= Problem statement =
Give only the number of lines in these records that contain the word "donaciones".

——————————

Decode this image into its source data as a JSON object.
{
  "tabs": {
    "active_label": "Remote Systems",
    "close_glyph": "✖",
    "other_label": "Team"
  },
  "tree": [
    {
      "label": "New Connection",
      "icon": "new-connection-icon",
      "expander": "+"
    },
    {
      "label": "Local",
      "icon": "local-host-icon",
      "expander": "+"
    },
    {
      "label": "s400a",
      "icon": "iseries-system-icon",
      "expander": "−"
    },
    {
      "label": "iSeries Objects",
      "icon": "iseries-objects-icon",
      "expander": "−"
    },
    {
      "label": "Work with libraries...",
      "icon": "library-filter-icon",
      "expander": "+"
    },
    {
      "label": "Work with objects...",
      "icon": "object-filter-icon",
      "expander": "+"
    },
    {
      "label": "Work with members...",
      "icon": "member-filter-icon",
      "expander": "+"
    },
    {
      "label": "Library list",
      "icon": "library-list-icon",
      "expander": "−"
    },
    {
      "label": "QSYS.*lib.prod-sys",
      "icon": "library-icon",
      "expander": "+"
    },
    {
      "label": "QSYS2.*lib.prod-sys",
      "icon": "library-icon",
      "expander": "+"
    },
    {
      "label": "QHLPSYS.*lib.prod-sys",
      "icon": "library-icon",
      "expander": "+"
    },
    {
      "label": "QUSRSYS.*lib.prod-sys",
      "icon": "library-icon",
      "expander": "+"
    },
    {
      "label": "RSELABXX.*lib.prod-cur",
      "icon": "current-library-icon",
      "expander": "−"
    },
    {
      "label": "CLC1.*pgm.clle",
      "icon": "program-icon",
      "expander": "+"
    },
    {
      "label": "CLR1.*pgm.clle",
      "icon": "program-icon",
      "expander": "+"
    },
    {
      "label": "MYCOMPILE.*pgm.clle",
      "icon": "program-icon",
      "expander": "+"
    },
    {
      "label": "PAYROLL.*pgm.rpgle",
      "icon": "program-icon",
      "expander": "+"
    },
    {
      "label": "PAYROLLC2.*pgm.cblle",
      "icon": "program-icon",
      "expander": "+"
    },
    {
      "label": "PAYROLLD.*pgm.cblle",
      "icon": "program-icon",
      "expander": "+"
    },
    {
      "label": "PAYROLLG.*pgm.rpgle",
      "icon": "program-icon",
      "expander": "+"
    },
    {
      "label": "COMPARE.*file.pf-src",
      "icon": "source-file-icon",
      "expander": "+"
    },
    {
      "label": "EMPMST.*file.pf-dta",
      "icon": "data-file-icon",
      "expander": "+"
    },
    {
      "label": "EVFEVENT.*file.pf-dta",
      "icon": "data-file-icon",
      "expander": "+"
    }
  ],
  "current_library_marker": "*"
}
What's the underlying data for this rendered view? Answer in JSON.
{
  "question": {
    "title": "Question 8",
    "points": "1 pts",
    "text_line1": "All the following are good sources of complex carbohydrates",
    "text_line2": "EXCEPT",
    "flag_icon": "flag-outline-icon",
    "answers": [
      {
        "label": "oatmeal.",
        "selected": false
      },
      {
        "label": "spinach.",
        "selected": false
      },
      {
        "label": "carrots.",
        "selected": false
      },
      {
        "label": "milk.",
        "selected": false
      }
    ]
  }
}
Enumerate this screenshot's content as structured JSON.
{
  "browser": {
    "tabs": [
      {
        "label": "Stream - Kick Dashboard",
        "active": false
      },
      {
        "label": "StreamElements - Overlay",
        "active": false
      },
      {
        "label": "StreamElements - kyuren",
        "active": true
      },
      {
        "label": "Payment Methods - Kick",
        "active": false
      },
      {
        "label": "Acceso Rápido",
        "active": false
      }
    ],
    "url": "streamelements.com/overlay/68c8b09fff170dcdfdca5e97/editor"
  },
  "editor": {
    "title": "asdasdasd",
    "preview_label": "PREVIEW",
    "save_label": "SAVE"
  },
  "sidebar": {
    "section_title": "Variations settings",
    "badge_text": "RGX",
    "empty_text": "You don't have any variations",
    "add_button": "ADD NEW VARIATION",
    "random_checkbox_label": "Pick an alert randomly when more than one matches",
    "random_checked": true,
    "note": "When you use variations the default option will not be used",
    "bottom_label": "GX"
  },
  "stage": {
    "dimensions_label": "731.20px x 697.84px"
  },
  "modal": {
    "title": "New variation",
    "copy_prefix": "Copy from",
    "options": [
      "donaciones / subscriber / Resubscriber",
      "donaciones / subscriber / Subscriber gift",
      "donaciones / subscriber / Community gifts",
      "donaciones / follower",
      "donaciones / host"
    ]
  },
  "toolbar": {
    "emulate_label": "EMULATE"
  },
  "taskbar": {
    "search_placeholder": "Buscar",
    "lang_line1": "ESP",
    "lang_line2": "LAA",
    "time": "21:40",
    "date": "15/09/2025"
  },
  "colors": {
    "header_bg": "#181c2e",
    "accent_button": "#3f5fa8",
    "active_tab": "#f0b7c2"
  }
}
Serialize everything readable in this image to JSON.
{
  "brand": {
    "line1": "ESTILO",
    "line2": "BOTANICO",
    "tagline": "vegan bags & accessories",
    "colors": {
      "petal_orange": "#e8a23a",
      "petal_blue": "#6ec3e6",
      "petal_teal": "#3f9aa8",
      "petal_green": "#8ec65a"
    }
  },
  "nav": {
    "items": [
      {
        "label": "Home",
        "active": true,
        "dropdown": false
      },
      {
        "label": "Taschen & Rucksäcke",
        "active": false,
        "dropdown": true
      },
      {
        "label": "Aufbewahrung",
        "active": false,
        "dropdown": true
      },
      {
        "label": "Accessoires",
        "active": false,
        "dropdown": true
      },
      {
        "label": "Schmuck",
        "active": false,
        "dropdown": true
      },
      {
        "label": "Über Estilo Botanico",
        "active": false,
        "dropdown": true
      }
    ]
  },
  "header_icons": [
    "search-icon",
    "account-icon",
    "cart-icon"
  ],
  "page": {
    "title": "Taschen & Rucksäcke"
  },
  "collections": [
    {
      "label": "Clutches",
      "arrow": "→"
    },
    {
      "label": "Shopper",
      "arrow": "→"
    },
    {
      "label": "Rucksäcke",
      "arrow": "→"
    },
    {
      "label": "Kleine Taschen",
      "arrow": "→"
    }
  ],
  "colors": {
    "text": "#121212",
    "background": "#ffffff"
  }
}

——————————

= Reply =
5